WRITTEN TASK –
Pictures should be excluded; otherwise, copy every entry exactly.

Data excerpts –

(begin)

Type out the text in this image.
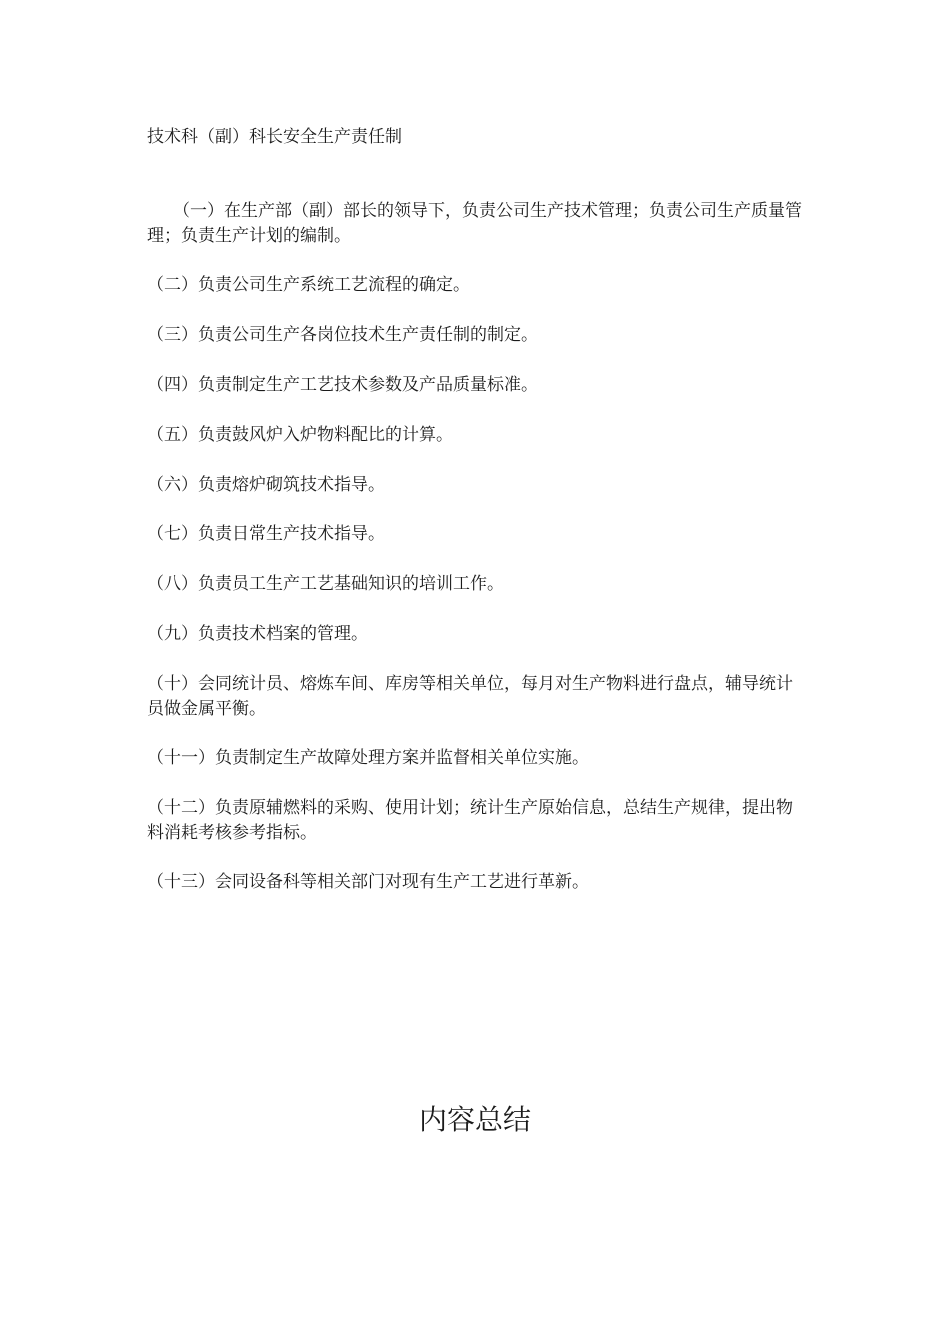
技术科（副）科长安全生产责任制

（一）在生产部（副）部长的领导下，负责公司生产技术管理；负责公司生产质量管理；负责生产计划的编制。

（二）负责公司生产系统工艺流程的确定。

（三）负责公司生产各岗位技术生产责任制的制定。

（四）负责制定生产工艺技术参数及产品质量标准。

（五）负责鼓风炉入炉物料配比的计算。

（六）负责熔炉砌筑技术指导。

（七）负责日常生产技术指导。

（八）负责员工生产工艺基础知识的培训工作。

（九）负责技术档案的管理。

（十）会同统计员、熔炼车间、库房等相关单位，每月对生产物料进行盘点，辅导统计员做金属平衡。

（十一）负责制定生产故障处理方案并监督相关单位实施。

（十二）负责原辅燃料的采购、使用计划；统计生产原始信息，总结生产规律，提出物料消耗考核参考指标。

（十三）会同设备科等相关部门对现有生产工艺进行革新。

内容总结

(end)

THE OUTPUT –
Type out the text in this image.
技术科（副）科长安全生产责任制

（一）在生产部（副）部长的领导下，负责公司生产技术管理；负责公司生产质量管理；负责生产计划的编制。

（二）负责公司生产系统工艺流程的确定。

（三）负责公司生产各岗位技术生产责任制的制定。

（四）负责制定生产工艺技术参数及产品质量标准。

（五）负责鼓风炉入炉物料配比的计算。

（六）负责熔炉砌筑技术指导。

（七）负责日常生产技术指导。

（八）负责员工生产工艺基础知识的培训工作。

（九）负责技术档案的管理。

（十）会同统计员、熔炼车间、库房等相关单位，每月对生产物料进行盘点，辅导统计员做金属平衡。

（十一）负责制定生产故障处理方案并监督相关单位实施。

（十二）负责原辅燃料的采购、使用计划；统计生产原始信息，总结生产规律，提出物料消耗考核参考指标。

（十三）会同设备科等相关部门对现有生产工艺进行革新。

内容总结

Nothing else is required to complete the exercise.